#### Exercise inputs ####

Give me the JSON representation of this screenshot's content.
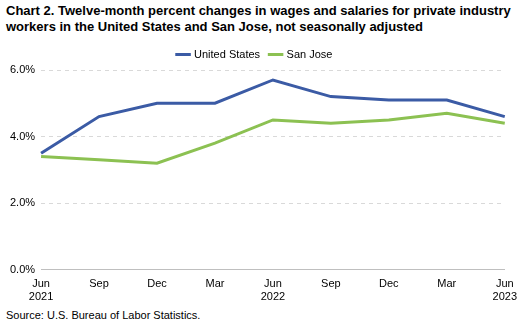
{
  "chart_data": {
    "type": "line",
    "title": "Chart 2. Twelve-month percent changes in wages and salaries for private industry workers in the United States and San Jose, not seasonally adjusted",
    "source": "Source: U.S. Bureau of Labor Statistics.",
    "categories": [
      "Jun 2021",
      "Sep",
      "Dec",
      "Mar",
      "Jun 2022",
      "Sep",
      "Dec",
      "Mar",
      "Jun 2023"
    ],
    "series": [
      {
        "name": "United States",
        "color": "#3b5ba5",
        "values": [
          3.5,
          4.6,
          5.0,
          5.0,
          5.7,
          5.2,
          5.1,
          5.1,
          4.6
        ]
      },
      {
        "name": "San Jose",
        "color": "#8cc152",
        "values": [
          3.4,
          3.3,
          3.2,
          3.8,
          4.5,
          4.4,
          4.5,
          4.7,
          4.4
        ]
      }
    ],
    "ylim": [
      0,
      6
    ],
    "yticks": [
      {
        "value": 0,
        "label": "0.0%"
      },
      {
        "value": 2,
        "label": "2.0%"
      },
      {
        "value": 4,
        "label": "4.0%"
      },
      {
        "value": 6,
        "label": "6.0%"
      }
    ],
    "grid": true,
    "legend": "top"
  }
}
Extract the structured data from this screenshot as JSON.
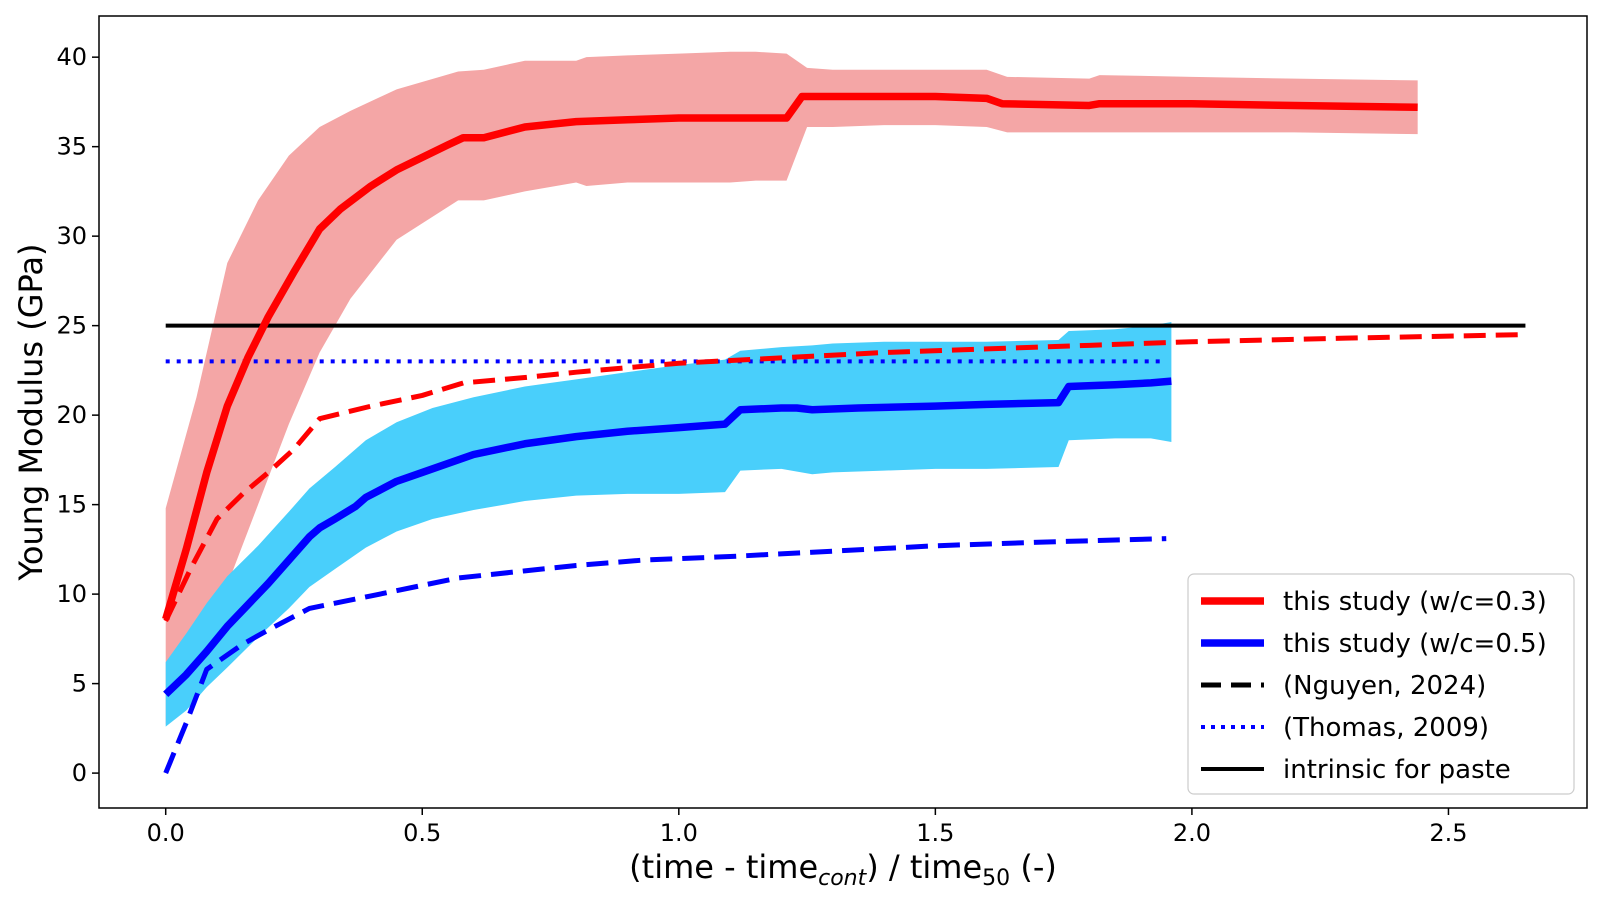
{
  "chart_data": {
    "type": "line",
    "title": "",
    "xlabel_parts": {
      "pre": "(time - time",
      "sub1": "cont",
      "mid": ") / time",
      "sub2": "50",
      "post": " (-)"
    },
    "ylabel": "Young Modulus (GPa)",
    "xlim": [
      -0.13,
      2.77
    ],
    "ylim": [
      -1.95,
      42.3
    ],
    "xticks": [
      0.0,
      0.5,
      1.0,
      1.5,
      2.0,
      2.5
    ],
    "xtick_labels": [
      "0.0",
      "0.5",
      "1.0",
      "1.5",
      "2.0",
      "2.5"
    ],
    "yticks": [
      0,
      5,
      10,
      15,
      20,
      25,
      30,
      35,
      40
    ],
    "ytick_labels": [
      "0",
      "5",
      "10",
      "15",
      "20",
      "25",
      "30",
      "35",
      "40"
    ],
    "grid": false,
    "legend_position": "lower-right",
    "bands": [
      {
        "name": "this study (w/c=0.3) range",
        "color": "#f4a6a6",
        "x": [
          0.0,
          0.06,
          0.12,
          0.18,
          0.24,
          0.3,
          0.36,
          0.45,
          0.57,
          0.62,
          0.7,
          0.8,
          0.82,
          0.9,
          1.0,
          1.1,
          1.15,
          1.21,
          1.25,
          1.3,
          1.4,
          1.5,
          1.6,
          1.64,
          1.8,
          1.82,
          2.0,
          2.2,
          2.44
        ],
        "upper": [
          14.8,
          21.0,
          28.5,
          32.0,
          34.5,
          36.1,
          37.0,
          38.2,
          39.2,
          39.3,
          39.8,
          39.8,
          40.0,
          40.1,
          40.2,
          40.3,
          40.3,
          40.2,
          39.4,
          39.3,
          39.3,
          39.3,
          39.3,
          38.9,
          38.8,
          39.0,
          38.9,
          38.8,
          38.7
        ],
        "lower": [
          2.7,
          6.0,
          10.5,
          15.0,
          19.5,
          23.5,
          26.5,
          29.8,
          32.0,
          32.0,
          32.5,
          33.0,
          32.8,
          33.0,
          33.0,
          33.0,
          33.1,
          33.1,
          36.1,
          36.1,
          36.2,
          36.2,
          36.1,
          35.8,
          35.8,
          35.8,
          35.8,
          35.8,
          35.7
        ]
      },
      {
        "name": "this study (w/c=0.5) range",
        "color": "#49cffb",
        "x": [
          0.0,
          0.04,
          0.08,
          0.12,
          0.18,
          0.24,
          0.28,
          0.33,
          0.39,
          0.45,
          0.52,
          0.6,
          0.7,
          0.8,
          0.9,
          1.0,
          1.09,
          1.12,
          1.2,
          1.26,
          1.3,
          1.4,
          1.5,
          1.6,
          1.74,
          1.76,
          1.85,
          1.92,
          1.96
        ],
        "upper": [
          6.2,
          7.8,
          9.5,
          11.0,
          12.7,
          14.6,
          15.9,
          17.1,
          18.6,
          19.6,
          20.4,
          21.0,
          21.6,
          22.0,
          22.4,
          22.8,
          23.1,
          23.6,
          23.8,
          23.9,
          24.0,
          24.1,
          24.1,
          24.1,
          24.2,
          24.7,
          24.8,
          25.0,
          25.2
        ],
        "lower": [
          2.6,
          3.5,
          4.8,
          5.9,
          7.6,
          9.2,
          10.4,
          11.4,
          12.6,
          13.5,
          14.2,
          14.7,
          15.2,
          15.5,
          15.6,
          15.6,
          15.7,
          16.9,
          17.0,
          16.7,
          16.8,
          16.9,
          17.0,
          17.0,
          17.1,
          18.6,
          18.7,
          18.7,
          18.5
        ]
      }
    ],
    "series": [
      {
        "name": "intrinsic for paste",
        "style": "solid",
        "color": "#000000",
        "width": 4,
        "x": [
          0.0,
          2.65
        ],
        "y": [
          25.0,
          25.0
        ]
      },
      {
        "name": "(Thomas, 2009)",
        "style": "dotted",
        "color": "#0000ff",
        "width": 4,
        "x": [
          0.0,
          1.95
        ],
        "y": [
          23.0,
          23.0
        ]
      },
      {
        "name": "(Nguyen, 2024) w/c=0.3",
        "style": "dashed",
        "color": "#ff0000",
        "width": 5,
        "x": [
          0.0,
          0.05,
          0.1,
          0.15,
          0.2,
          0.25,
          0.3,
          0.4,
          0.5,
          0.58,
          0.7,
          0.8,
          1.0,
          1.2,
          1.4,
          1.6,
          1.8,
          2.0,
          2.3,
          2.65
        ],
        "y": [
          8.5,
          11.5,
          14.2,
          15.6,
          16.8,
          18.1,
          19.8,
          20.5,
          21.1,
          21.8,
          22.1,
          22.4,
          22.9,
          23.2,
          23.5,
          23.7,
          23.9,
          24.1,
          24.3,
          24.5
        ]
      },
      {
        "name": "(Nguyen, 2024) w/c=0.5",
        "style": "dashed",
        "color": "#0000ff",
        "width": 5,
        "x": [
          0.0,
          0.04,
          0.08,
          0.15,
          0.2,
          0.28,
          0.4,
          0.57,
          0.7,
          0.8,
          0.93,
          1.1,
          1.3,
          1.5,
          1.7,
          1.95
        ],
        "y": [
          0.0,
          2.8,
          5.8,
          7.2,
          8.0,
          9.2,
          9.9,
          10.9,
          11.3,
          11.6,
          11.9,
          12.1,
          12.4,
          12.7,
          12.9,
          13.1
        ]
      },
      {
        "name": "this study (w/c=0.5)",
        "style": "solid",
        "color": "#0000ff",
        "width": 7.5,
        "x": [
          0.0,
          0.04,
          0.08,
          0.12,
          0.16,
          0.2,
          0.24,
          0.28,
          0.3,
          0.33,
          0.37,
          0.39,
          0.45,
          0.5,
          0.6,
          0.7,
          0.8,
          0.9,
          1.0,
          1.09,
          1.12,
          1.2,
          1.23,
          1.26,
          1.35,
          1.5,
          1.6,
          1.74,
          1.76,
          1.85,
          1.92,
          1.96
        ],
        "y": [
          4.4,
          5.5,
          6.8,
          8.2,
          9.4,
          10.6,
          11.9,
          13.2,
          13.7,
          14.2,
          14.9,
          15.4,
          16.3,
          16.8,
          17.8,
          18.4,
          18.8,
          19.1,
          19.3,
          19.5,
          20.3,
          20.4,
          20.4,
          20.3,
          20.4,
          20.5,
          20.6,
          20.7,
          21.6,
          21.7,
          21.8,
          21.9
        ]
      },
      {
        "name": "this study (w/c=0.3)",
        "style": "solid",
        "color": "#ff0000",
        "width": 7.5,
        "x": [
          0.0,
          0.04,
          0.08,
          0.12,
          0.16,
          0.2,
          0.25,
          0.3,
          0.34,
          0.4,
          0.45,
          0.5,
          0.55,
          0.58,
          0.62,
          0.7,
          0.8,
          0.9,
          1.0,
          1.1,
          1.21,
          1.24,
          1.3,
          1.4,
          1.5,
          1.6,
          1.63,
          1.8,
          1.82,
          2.0,
          2.2,
          2.44
        ],
        "y": [
          8.6,
          12.5,
          16.8,
          20.5,
          23.2,
          25.5,
          28.0,
          30.4,
          31.5,
          32.8,
          33.7,
          34.4,
          35.1,
          35.5,
          35.5,
          36.1,
          36.4,
          36.5,
          36.6,
          36.6,
          36.6,
          37.8,
          37.8,
          37.8,
          37.8,
          37.7,
          37.4,
          37.3,
          37.4,
          37.4,
          37.3,
          37.2
        ]
      }
    ],
    "legend": [
      {
        "label": "this study (w/c=0.3)",
        "style": "solid",
        "color": "#ff0000",
        "width": 7.5
      },
      {
        "label": "this study (w/c=0.5)",
        "style": "solid",
        "color": "#0000ff",
        "width": 7.5
      },
      {
        "label": "(Nguyen, 2024)",
        "style": "dashed",
        "color": "#000000",
        "width": 5
      },
      {
        "label": "(Thomas, 2009)",
        "style": "dotted",
        "color": "#0000ff",
        "width": 4
      },
      {
        "label": "intrinsic for paste",
        "style": "solid",
        "color": "#000000",
        "width": 4
      }
    ]
  }
}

####

From the data above, copy each line that holds "paste".

▶ **Full answer**
        "name": "intrinsic for paste",
        "label": "intrinsic for paste",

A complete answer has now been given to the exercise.